▸ Work to do:
Skip the pictures. Repeat everything else in the records word for word.

_ _ _ _ _

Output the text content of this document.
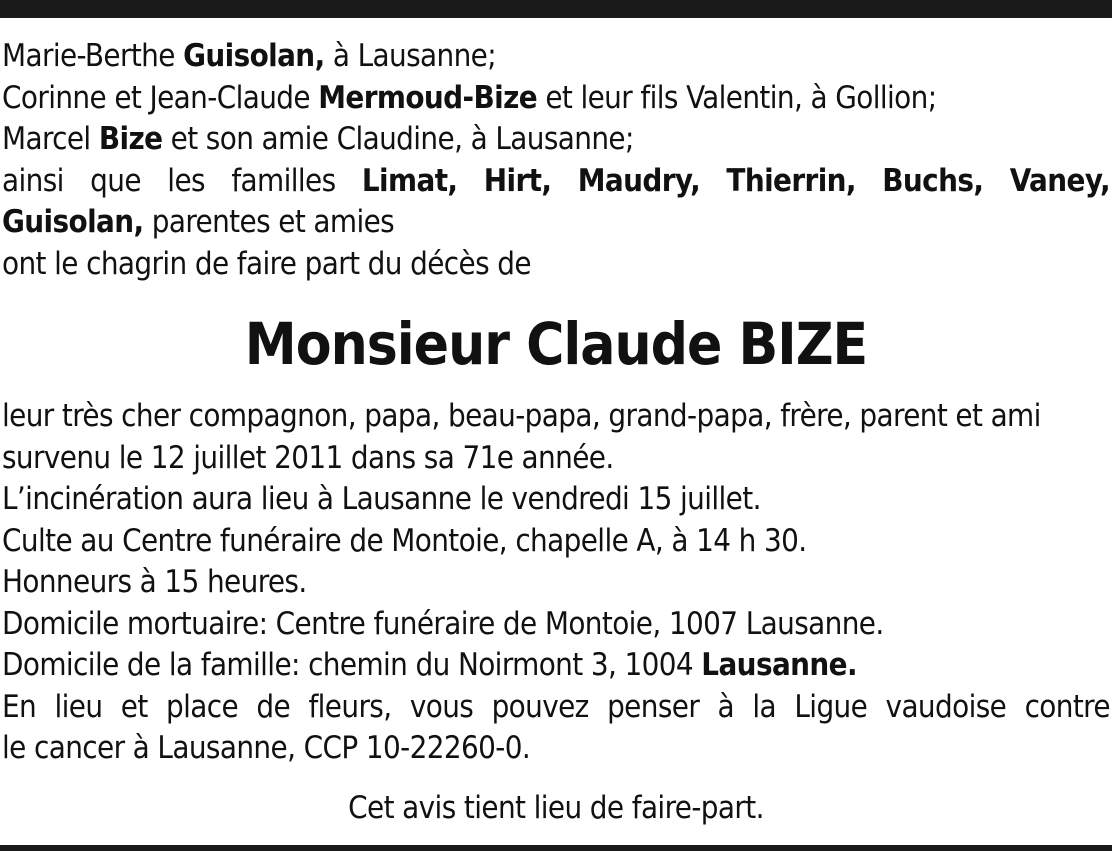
Marie-Berthe Guisolan, à Lausanne;
Corinne et Jean-Claude Mermoud-Bize et leur fils Valentin, à Gollion;
Marcel Bize et son amie Claudine, à Lausanne;
ainsi que les familles Limat, Hirt, Maudry, Thierrin, Buchs, Vaney,
Guisolan, parentes et amies
ont le chagrin de faire part du décès de
Monsieur Claude BIZE
leur très cher compagnon, papa, beau-papa, grand-papa, frère, parent et ami
survenu le 12 juillet 2011 dans sa 71e année.
L’incinération aura lieu à Lausanne le vendredi 15 juillet.
Culte au Centre funéraire de Montoie, chapelle A, à 14 h 30.
Honneurs à 15 heures.
Domicile mortuaire: Centre funéraire de Montoie, 1007 Lausanne.
Domicile de la famille: chemin du Noirmont 3, 1004 Lausanne.
En lieu et place de fleurs, vous pouvez penser à la Ligue vaudoise contre
le cancer à Lausanne, CCP 10-22260-0.
Cet avis tient lieu de faire-part.
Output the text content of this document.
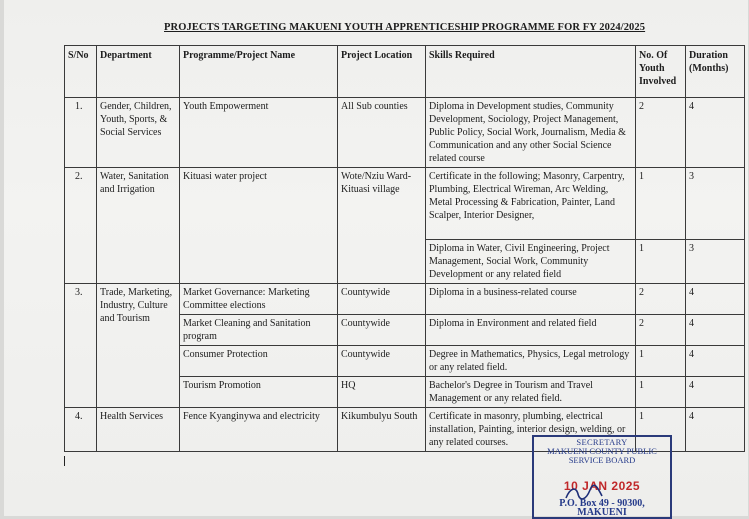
PROJECTS TARGETING MAKUENI YOUTH APPRENTICESHIP PROGRAMME FOR FY 2024/2025
S/No	Department	Programme/Project Name	Project Location	Skills Required	No. Of Youth Involved	Duration (Months)
1.	Gender, Children, Youth, Sports, & Social Services	Youth Empowerment	All Sub counties	Diploma in Development studies, Community Development, Sociology, Project Management, Public Policy, Social Work, Journalism, Media & Communication and any other Social Science related course	2	4
2.	Water, Sanitation and Irrigation	Kituasi water project	Wote/Nziu Ward-Kituasi village	Certificate in the following; Masonry, Carpentry, Plumbing, Electrical Wireman, Arc Welding, Metal Processing & Fabrication, Painter, Land Scalper, Interior Designer,	1	3
				Diploma in Water, Civil Engineering, Project Management, Social Work, Community Development or any related field	1	3
3.	Trade, Marketing, Industry, Culture and Tourism	Market Governance: Marketing Committee elections	Countywide	Diploma in a business-related course	2	4
		Market Cleaning and Sanitation program	Countywide	Diploma in Environment and related field	2	4
		Consumer Protection	Countywide	Degree in Mathematics, Physics, Legal metrology or any related field.	1	4
		Tourism Promotion	HQ	Bachelor's Degree in Tourism and Travel Management or any related field.	1	4
4.	Health Services	Fence Kyanginywa and electricity	Kikumbulyu South	Certificate in masonry, plumbing, electrical installation, Painting, interior design, welding, or any related courses.	1	4
SECRETARY
MAKUENI COUNTY PUBLIC
SERVICE BOARD
10 JAN 2025
P.O. Box 49 - 90300,
MAKUENI
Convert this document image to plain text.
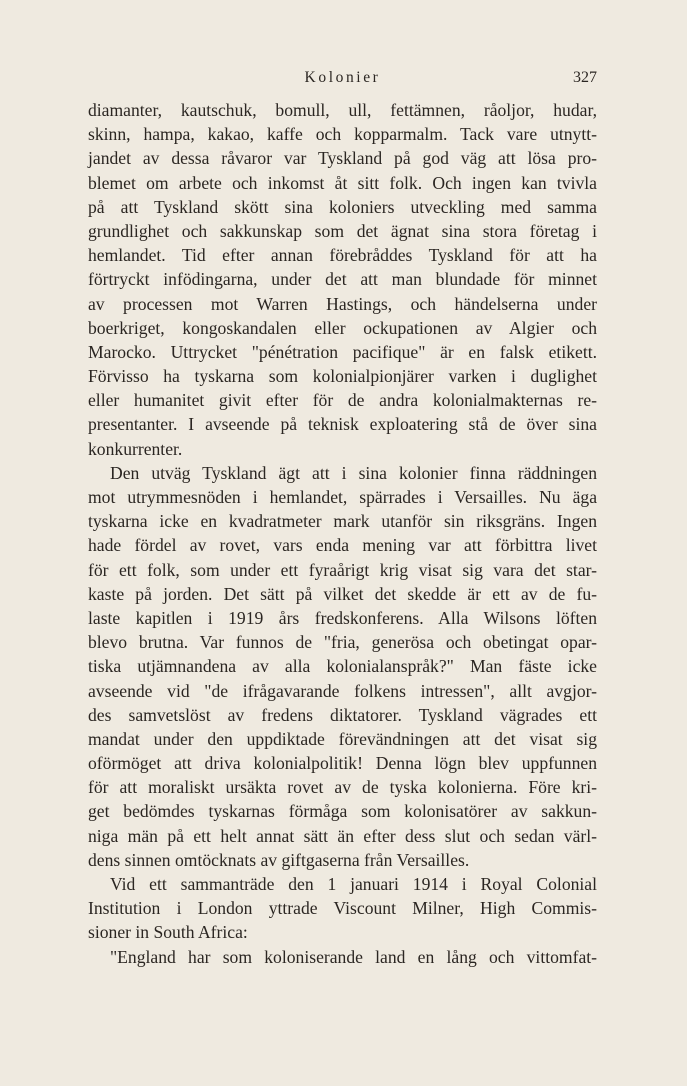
Kolonier	327
diamanter, kautschuk, bomull, ull, fettämnen, råoljor, hudar,
skinn, hampa, kakao, kaffe och kopparmalm. Tack vare utnytt-
jandet av dessa råvaror var Tyskland på god väg att lösa pro-
blemet om arbete och inkomst åt sitt folk. Och ingen kan tvivla
på att Tyskland skött sina koloniers utveckling med samma
grundlighet och sakkunskap som det ägnat sina stora företag i
hemlandet. Tid efter annan förebråddes Tyskland för att ha
förtryckt infödingarna, under det att man blundade för minnet
av processen mot Warren Hastings, och händelserna under
boerkriget, kongoskandalen eller ockupationen av Algier och
Marocko. Uttrycket "pénétration pacifique" är en falsk etikett.
Förvisso ha tyskarna som kolonialpionjärer varken i duglighet
eller humanitet givit efter för de andra kolonialmakternas re-
presentanter. I avseende på teknisk exploatering stå de över sina
konkurrenter.
Den utväg Tyskland ägt att i sina kolonier finna räddningen
mot utrymmesnöden i hemlandet, spärrades i Versailles. Nu äga
tyskarna icke en kvadratmeter mark utanför sin riksgräns. Ingen
hade fördel av rovet, vars enda mening var att förbittra livet
för ett folk, som under ett fyraårigt krig visat sig vara det star-
kaste på jorden. Det sätt på vilket det skedde är ett av de fu-
laste kapitlen i 1919 års fredskonferens. Alla Wilsons löften
blevo brutna. Var funnos de "fria, generösa och obetingat opar-
tiska utjämnandena av alla kolonialanspråk?" Man fäste icke
avseende vid "de ifrågavarande folkens intressen", allt avgjor-
des samvetslöst av fredens diktatorer. Tyskland vägrades ett
mandat under den uppdiktade förevändningen att det visat sig
oförmöget att driva kolonialpolitik! Denna lögn blev uppfunnen
för att moraliskt ursäkta rovet av de tyska kolonierna. Före kri-
get bedömdes tyskarnas förmåga som kolonisatörer av sakkun-
niga män på ett helt annat sätt än efter dess slut och sedan värl-
dens sinnen omtöcknats av giftgaserna från Versailles.
Vid ett sammanträde den 1 januari 1914 i Royal Colonial
Institution i London yttrade Viscount Milner, High Commis-
sioner in South Africa:
"England har som koloniserande land en lång och vittomfat-
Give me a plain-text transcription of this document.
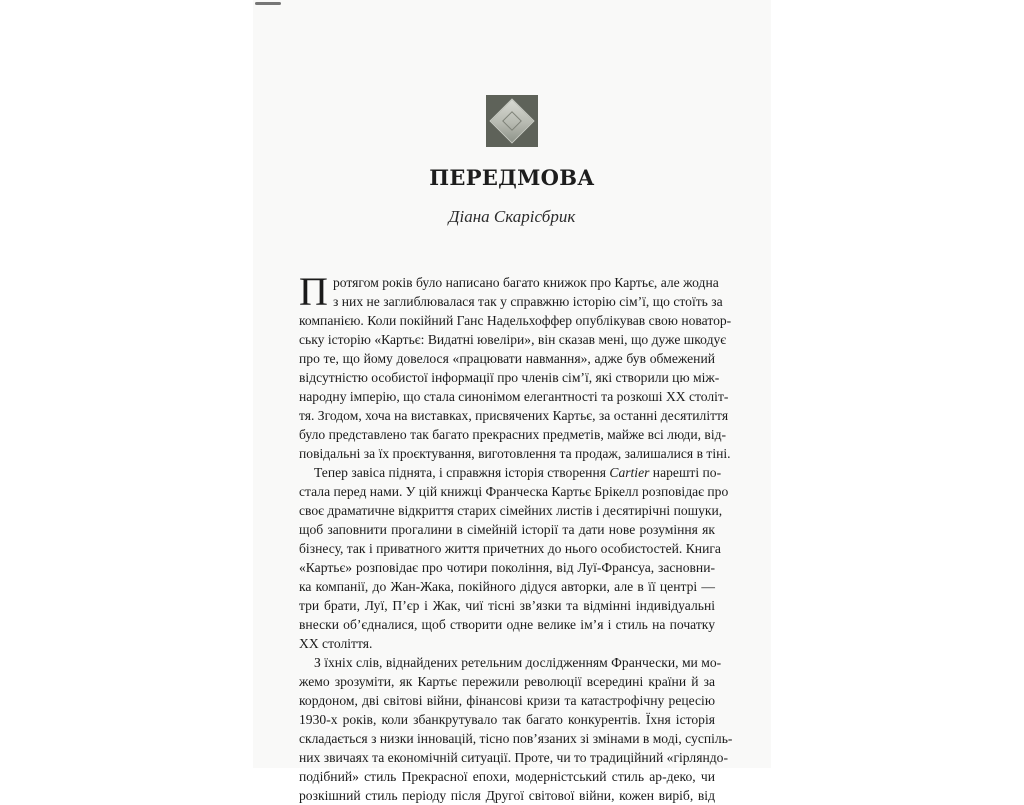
ПЕРЕДМОВА
Діана Скарісбрик
П ротягом років було написано багато книжок про Картьє, але жодна
з них не заглиблювалася так у справжню історію сім’ї, що стоїть за
компанією. Коли покійний Ганс Надельхоффер опублікував свою новатор-
ську історію «Картьє: Видатні ювеліри», він сказав мені, що дуже шкодує
про те, що йому довелося «працювати навмання», адже був обмежений
відсутністю особистої інформації про членів сім’ї, які створили цю між-
народну імперію, що стала синонімом елегантності та розкоші XX століт-
тя. Згодом, хоча на виставках, присвячених Картьє, за останні десятиліття
було представлено так багато прекрасних предметів, майже всі люди, від-
повідальні за їх проєктування, виготовлення та продаж, залишалися в тіні.
Тепер завіса піднята, і справжня історія створення Cartier нарешті по-
стала перед нами. У цій книжці Франческа Картьє Брікелл розповідає про
своє драматичне відкриття старих сімейних листів і десятирічні пошуки,
щоб заповнити прогалини в сімейній історії та дати нове розуміння як
бізнесу, так і приватного життя причетних до нього особистостей. Книга
«Картьє» розповідає про чотири покоління, від Луї-Франсуа, засновни-
ка компанії, до Жан-Жака, покійного дідуся авторки, але в її центрі —
три брати, Луї, П’єр і Жак, чиї тісні зв’язки та відмінні індивідуальні
внески об’єдналися, щоб створити одне велике ім’я і стиль на початку
XX століття.
З їхніх слів, віднайдених ретельним дослідженням Франчески, ми мо-
жемо зрозуміти, як Картьє пережили революції всередині країни й за
кордоном, дві світові війни, фінансові кризи та катастрофічну рецесію
1930-х років, коли збанкрутувало так багато конкурентів. Їхня історія
складається з низки інновацій, тісно пов’язаних зі змінами в моді, суспіль-
них звичаях та економічній ситуації. Проте, чи то традиційний «гірляндо-
подібний» стиль Прекрасної епохи, модерністський стиль ар-деко, чи
розкішний стиль періоду після Другої світової війни, кожен виріб, від
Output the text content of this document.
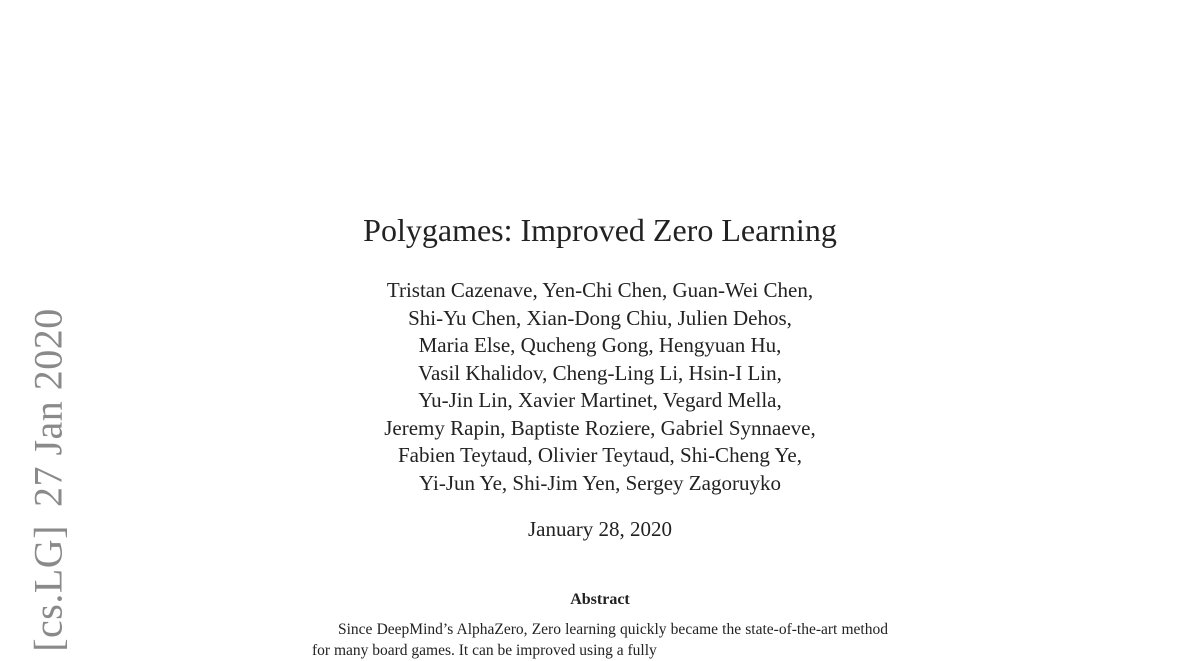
[cs.LG]27 Jan 2020
Polygames: Improved Zero Learning
Tristan Cazenave, Yen-Chi Chen, Guan-Wei Chen,
Shi-Yu Chen, Xian-Dong Chiu, Julien Dehos,
Maria Else, Qucheng Gong, Hengyuan Hu,
Vasil Khalidov, Cheng-Ling Li, Hsin-I Lin,
Yu-Jin Lin, Xavier Martinet, Vegard Mella,
Jeremy Rapin, Baptiste Roziere, Gabriel Synnaeve,
Fabien Teytaud, Olivier Teytaud, Shi-Cheng Ye,
Yi-Jun Ye, Shi-Jim Yen, Sergey Zagoruyko
January 28, 2020
Abstract
Since DeepMind’s AlphaZero, Zero learning quickly became the state-of-the-art method for many board games. It can be improved using a fully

_ _ _ _ _

▸ Solution to the exercise:
Output the text content of this document.
Marie-Berthe Guisolan, à Lausanne;
Corinne et Jean-Claude Mermoud-Bize et leur fils Valentin, à Gollion;
Marcel Bize et son amie Claudine, à Lausanne;
ainsi que les familles Limat, Hirt, Maudry, Thierrin, Buchs, Vaney,
Guisolan, parentes et amies
ont le chagrin de faire part du décès de
Monsieur Claude BIZE
leur très cher compagnon, papa, beau-papa, grand-papa, frère, parent et ami
survenu le 12 juillet 2011 dans sa 71e année.
L’incinération aura lieu à Lausanne le vendredi 15 juillet.
Culte au Centre funéraire de Montoie, chapelle A, à 14 h 30.
Honneurs à 15 heures.
Domicile mortuaire: Centre funéraire de Montoie, 1007 Lausanne.
Domicile de la famille: chemin du Noirmont 3, 1004 Lausanne.
En lieu et place de fleurs, vous pouvez penser à la Ligue vaudoise contre
le cancer à Lausanne, CCP 10-22260-0.
Cet avis tient lieu de faire-part.
Output the text content of this document.
PROJECTS TARGETING MAKUENI YOUTH APPRENTICESHIP PROGRAMME FOR FY 2024/2025
S/No	Department	Programme/Project Name	Project Location	Skills Required	No. Of Youth Involved	Duration (Months)
1.	Gender, Children, Youth, Sports, & Social Services	Youth Empowerment	All Sub counties	Diploma in Development studies, Community Development, Sociology, Project Management, Public Policy, Social Work, Journalism, Media & Communication and any other Social Science related course	2	4
2.	Water, Sanitation and Irrigation	Kituasi water project	Wote/Nziu Ward-Kituasi village	Certificate in the following; Masonry, Carpentry, Plumbing, Electrical Wireman, Arc Welding, Metal Processing & Fabrication, Painter, Land Scalper, Interior Designer,	1	3
				Diploma in Water, Civil Engineering, Project Management, Social Work, Community Development or any related field	1	3
3.	Trade, Marketing, Industry, Culture and Tourism	Market Governance: Marketing Committee elections	Countywide	Diploma in a business-related course	2	4
		Market Cleaning and Sanitation program	Countywide	Diploma in Environment and related field	2	4
		Consumer Protection	Countywide	Degree in Mathematics, Physics, Legal metrology or any related field.	1	4
		Tourism Promotion	HQ	Bachelor's Degree in Tourism and Travel Management or any related field.	1	4
4.	Health Services	Fence Kyanginywa and electricity	Kikumbulyu South	Certificate in masonry, plumbing, electrical installation, Painting, interior design, welding, or any related courses.	1	4
SECRETARY
MAKUENI COUNTY PUBLIC
SERVICE BOARD
10 JAN 2025
P.O. Box 49 - 90300,
MAKUENI
Convert this document image to plain text.
Kolonier	327
diamanter, kautschuk, bomull, ull, fettämnen, råoljor, hudar,
skinn, hampa, kakao, kaffe och kopparmalm. Tack vare utnytt-
jandet av dessa råvaror var Tyskland på god väg att lösa pro-
blemet om arbete och inkomst åt sitt folk. Och ingen kan tvivla
på att Tyskland skött sina koloniers utveckling med samma
grundlighet och sakkunskap som det ägnat sina stora företag i
hemlandet. Tid efter annan förebråddes Tyskland för att ha
förtryckt infödingarna, under det att man blundade för minnet
av processen mot Warren Hastings, och händelserna under
boerkriget, kongoskandalen eller ockupationen av Algier och
Marocko. Uttrycket "pénétration pacifique" är en falsk etikett.
Förvisso ha tyskarna som kolonialpionjärer varken i duglighet
eller humanitet givit efter för de andra kolonialmakternas re-
presentanter. I avseende på teknisk exploatering stå de över sina
konkurrenter.
Den utväg Tyskland ägt att i sina kolonier finna räddningen
mot utrymmesnöden i hemlandet, spärrades i Versailles. Nu äga
tyskarna icke en kvadratmeter mark utanför sin riksgräns. Ingen
hade fördel av rovet, vars enda mening var att förbittra livet
för ett folk, som under ett fyraårigt krig visat sig vara det star-
kaste på jorden. Det sätt på vilket det skedde är ett av de fu-
laste kapitlen i 1919 års fredskonferens. Alla Wilsons löften
blevo brutna. Var funnos de "fria, generösa och obetingat opar-
tiska utjämnandena av alla kolonialanspråk?" Man fäste icke
avseende vid "de ifrågavarande folkens intressen", allt avgjor-
des samvetslöst av fredens diktatorer. Tyskland vägrades ett
mandat under den uppdiktade förevändningen att det visat sig
oförmöget att driva kolonialpolitik! Denna lögn blev uppfunnen
för att moraliskt ursäkta rovet av de tyska kolonierna. Före kri-
get bedömdes tyskarnas förmåga som kolonisatörer av sakkun-
niga män på ett helt annat sätt än efter dess slut och sedan värl-
dens sinnen omtöcknats av giftgaserna från Versailles.
Vid ett sammanträde den 1 januari 1914 i Royal Colonial
Institution i London yttrade Viscount Milner, High Commis-
sioner in South Africa:
"England har som koloniserande land en lång och vittomfat-
Give me a plain-text transcription of this document.
ПЕРЕДМОВА
Діана Скарісбрик
П ротягом років було написано багато книжок про Картьє, але жодна
з них не заглиблювалася так у справжню історію сім’ї, що стоїть за
компанією. Коли покійний Ганс Надельхоффер опублікував свою новатор-
ську історію «Картьє: Видатні ювеліри», він сказав мені, що дуже шкодує
про те, що йому довелося «працювати навмання», адже був обмежений
відсутністю особистої інформації про членів сім’ї, які створили цю між-
народну імперію, що стала синонімом елегантності та розкоші XX століт-
тя. Згодом, хоча на виставках, присвячених Картьє, за останні десятиліття
було представлено так багато прекрасних предметів, майже всі люди, від-
повідальні за їх проєктування, виготовлення та продаж, залишалися в тіні.
Тепер завіса піднята, і справжня історія створення Cartier нарешті по-
стала перед нами. У цій книжці Франческа Картьє Брікелл розповідає про
своє драматичне відкриття старих сімейних листів і десятирічні пошуки,
щоб заповнити прогалини в сімейній історії та дати нове розуміння як
бізнесу, так і приватного життя причетних до нього особистостей. Книга
«Картьє» розповідає про чотири покоління, від Луї-Франсуа, засновни-
ка компанії, до Жан-Жака, покійного дідуся авторки, але в її центрі —
три брати, Луї, П’єр і Жак, чиї тісні зв’язки та відмінні індивідуальні
внески об’єдналися, щоб створити одне велике ім’я і стиль на початку
XX століття.
З їхніх слів, віднайдених ретельним дослідженням Франчески, ми мо-
жемо зрозуміти, як Картьє пережили революції всередині країни й за
кордоном, дві світові війни, фінансові кризи та катастрофічну рецесію
1930-х років, коли збанкрутувало так багато конкурентів. Їхня історія
складається з низки інновацій, тісно пов’язаних зі змінами в моді, суспіль-
них звичаях та економічній ситуації. Проте, чи то традиційний «гірляндо-
подібний» стиль Прекрасної епохи, модерністський стиль ар-деко, чи
розкішний стиль періоду після Другої світової війни, кожен виріб, від
Output the text content of this document.
[cs.LG]27 Jan 2020
Polygames: Improved Zero Learning
Tristan Cazenave, Yen-Chi Chen, Guan-Wei Chen,
Shi-Yu Chen, Xian-Dong Chiu, Julien Dehos,
Maria Else, Qucheng Gong, Hengyuan Hu,
Vasil Khalidov, Cheng-Ling Li, Hsin-I Lin,
Yu-Jin Lin, Xavier Martinet, Vegard Mella,
Jeremy Rapin, Baptiste Roziere, Gabriel Synnaeve,
Fabien Teytaud, Olivier Teytaud, Shi-Cheng Ye,
Yi-Jun Ye, Shi-Jim Yen, Sergey Zagoruyko
January 28, 2020
Abstract
Since DeepMind’s AlphaZero, Zero learning quickly became the state-of-the-art method for many board games. It can be improved using a fully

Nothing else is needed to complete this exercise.